Set problem
Below are the records; collect from them each line containing the string "Google".

[Extracted records]
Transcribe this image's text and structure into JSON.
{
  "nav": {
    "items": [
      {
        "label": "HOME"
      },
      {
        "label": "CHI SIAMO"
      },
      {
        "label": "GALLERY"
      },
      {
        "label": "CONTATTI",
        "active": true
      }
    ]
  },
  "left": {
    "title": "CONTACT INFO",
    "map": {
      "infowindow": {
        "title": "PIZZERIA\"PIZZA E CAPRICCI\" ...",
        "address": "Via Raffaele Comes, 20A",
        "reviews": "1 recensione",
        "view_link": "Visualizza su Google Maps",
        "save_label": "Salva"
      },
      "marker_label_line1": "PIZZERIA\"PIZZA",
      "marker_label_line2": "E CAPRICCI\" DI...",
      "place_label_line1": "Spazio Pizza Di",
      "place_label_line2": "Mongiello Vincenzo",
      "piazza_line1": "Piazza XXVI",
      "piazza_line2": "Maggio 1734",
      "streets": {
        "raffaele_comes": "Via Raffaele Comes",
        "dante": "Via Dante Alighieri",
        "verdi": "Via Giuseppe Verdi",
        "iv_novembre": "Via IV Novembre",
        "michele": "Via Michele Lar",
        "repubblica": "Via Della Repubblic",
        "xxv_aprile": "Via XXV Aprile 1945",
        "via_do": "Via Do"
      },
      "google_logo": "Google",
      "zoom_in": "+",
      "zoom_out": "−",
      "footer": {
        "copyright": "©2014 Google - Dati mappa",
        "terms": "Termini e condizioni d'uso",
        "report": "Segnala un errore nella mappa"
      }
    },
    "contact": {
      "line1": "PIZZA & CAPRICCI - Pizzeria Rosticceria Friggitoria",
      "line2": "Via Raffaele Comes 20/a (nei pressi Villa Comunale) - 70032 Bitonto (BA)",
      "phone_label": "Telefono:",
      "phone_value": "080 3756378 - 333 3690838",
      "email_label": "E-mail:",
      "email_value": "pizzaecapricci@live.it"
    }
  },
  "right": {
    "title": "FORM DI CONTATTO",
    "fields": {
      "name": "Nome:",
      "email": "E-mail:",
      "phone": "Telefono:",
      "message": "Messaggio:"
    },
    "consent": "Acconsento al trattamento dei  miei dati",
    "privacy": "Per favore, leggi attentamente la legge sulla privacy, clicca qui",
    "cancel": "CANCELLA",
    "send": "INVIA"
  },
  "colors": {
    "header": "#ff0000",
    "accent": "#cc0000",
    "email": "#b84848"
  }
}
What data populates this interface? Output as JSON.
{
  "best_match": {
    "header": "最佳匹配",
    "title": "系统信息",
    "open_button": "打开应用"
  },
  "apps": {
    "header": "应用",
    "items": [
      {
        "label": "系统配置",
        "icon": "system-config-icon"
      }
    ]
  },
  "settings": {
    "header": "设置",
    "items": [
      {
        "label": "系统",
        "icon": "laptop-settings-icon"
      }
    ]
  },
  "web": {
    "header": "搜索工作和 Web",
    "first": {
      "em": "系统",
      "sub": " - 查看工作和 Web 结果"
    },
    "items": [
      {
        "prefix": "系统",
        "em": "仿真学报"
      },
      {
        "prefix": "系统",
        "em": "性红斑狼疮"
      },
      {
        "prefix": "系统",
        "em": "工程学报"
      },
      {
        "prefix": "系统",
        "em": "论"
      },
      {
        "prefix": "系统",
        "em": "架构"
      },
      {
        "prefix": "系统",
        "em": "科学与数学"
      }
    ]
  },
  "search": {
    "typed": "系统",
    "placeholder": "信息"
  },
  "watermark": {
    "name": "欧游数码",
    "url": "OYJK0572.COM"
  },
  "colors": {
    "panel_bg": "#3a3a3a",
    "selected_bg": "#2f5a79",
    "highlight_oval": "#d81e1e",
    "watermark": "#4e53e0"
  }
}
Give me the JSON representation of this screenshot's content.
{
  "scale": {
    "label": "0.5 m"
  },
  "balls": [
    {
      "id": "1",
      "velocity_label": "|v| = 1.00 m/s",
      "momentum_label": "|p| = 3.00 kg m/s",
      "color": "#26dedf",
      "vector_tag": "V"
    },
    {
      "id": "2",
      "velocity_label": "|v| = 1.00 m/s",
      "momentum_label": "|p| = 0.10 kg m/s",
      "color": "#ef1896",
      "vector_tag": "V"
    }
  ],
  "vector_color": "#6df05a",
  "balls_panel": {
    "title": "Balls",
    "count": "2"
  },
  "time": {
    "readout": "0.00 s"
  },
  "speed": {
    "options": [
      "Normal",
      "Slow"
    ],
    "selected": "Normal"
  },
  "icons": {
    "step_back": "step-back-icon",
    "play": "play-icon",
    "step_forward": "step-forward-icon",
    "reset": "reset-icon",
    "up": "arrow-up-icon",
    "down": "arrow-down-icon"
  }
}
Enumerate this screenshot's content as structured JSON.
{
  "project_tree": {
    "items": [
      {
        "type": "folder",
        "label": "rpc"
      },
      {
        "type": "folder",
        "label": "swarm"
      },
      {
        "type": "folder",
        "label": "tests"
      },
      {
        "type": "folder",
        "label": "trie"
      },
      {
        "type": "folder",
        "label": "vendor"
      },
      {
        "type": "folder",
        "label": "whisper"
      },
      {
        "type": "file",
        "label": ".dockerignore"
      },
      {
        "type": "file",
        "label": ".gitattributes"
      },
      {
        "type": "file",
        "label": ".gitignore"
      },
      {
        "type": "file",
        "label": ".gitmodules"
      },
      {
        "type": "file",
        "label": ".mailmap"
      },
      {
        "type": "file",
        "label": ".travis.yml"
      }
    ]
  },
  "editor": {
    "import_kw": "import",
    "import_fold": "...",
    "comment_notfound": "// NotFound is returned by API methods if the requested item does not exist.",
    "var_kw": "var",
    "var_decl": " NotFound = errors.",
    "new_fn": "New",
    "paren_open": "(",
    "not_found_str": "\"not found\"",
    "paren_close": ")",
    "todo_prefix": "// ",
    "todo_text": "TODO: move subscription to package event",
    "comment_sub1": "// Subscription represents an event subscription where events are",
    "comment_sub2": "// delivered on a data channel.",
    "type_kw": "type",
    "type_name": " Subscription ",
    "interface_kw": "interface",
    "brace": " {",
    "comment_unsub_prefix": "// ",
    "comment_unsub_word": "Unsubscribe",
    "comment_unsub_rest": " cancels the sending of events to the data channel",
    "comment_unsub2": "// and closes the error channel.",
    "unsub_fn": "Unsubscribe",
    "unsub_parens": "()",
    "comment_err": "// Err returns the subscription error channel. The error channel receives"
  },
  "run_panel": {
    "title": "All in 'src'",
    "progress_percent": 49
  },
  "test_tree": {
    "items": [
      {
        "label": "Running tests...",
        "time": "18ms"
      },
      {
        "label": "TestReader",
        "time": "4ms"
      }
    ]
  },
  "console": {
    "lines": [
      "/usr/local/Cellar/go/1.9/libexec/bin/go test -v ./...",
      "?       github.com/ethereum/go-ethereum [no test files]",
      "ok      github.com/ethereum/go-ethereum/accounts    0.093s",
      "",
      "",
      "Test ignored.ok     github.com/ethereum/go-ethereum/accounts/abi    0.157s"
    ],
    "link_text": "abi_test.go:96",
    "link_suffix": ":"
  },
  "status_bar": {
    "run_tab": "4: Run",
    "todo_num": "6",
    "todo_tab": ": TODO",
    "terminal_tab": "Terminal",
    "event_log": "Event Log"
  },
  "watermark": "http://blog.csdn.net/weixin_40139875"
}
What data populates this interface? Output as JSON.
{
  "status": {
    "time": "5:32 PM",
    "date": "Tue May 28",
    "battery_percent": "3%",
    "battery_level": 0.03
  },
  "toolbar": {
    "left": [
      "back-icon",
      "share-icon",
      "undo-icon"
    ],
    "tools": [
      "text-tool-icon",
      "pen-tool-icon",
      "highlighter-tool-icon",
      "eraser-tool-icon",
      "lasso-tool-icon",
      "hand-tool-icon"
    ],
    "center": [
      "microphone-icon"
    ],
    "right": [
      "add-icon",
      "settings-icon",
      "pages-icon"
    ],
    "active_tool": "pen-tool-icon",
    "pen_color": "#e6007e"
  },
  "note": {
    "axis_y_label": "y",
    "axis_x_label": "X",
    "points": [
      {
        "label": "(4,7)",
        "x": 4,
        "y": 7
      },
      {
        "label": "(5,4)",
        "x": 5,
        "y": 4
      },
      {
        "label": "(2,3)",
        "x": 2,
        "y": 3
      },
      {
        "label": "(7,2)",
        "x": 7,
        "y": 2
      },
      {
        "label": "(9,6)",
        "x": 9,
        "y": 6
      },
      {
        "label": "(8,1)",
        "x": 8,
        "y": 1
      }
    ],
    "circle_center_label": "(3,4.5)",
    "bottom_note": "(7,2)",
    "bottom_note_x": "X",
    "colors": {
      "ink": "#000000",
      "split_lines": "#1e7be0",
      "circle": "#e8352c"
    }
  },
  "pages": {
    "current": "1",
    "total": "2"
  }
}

Solution to this task
        "view_link": "Visualizza su Google Maps",
      "google_logo": "Google",
        "copyright": "©2014 Google - Dati mappa",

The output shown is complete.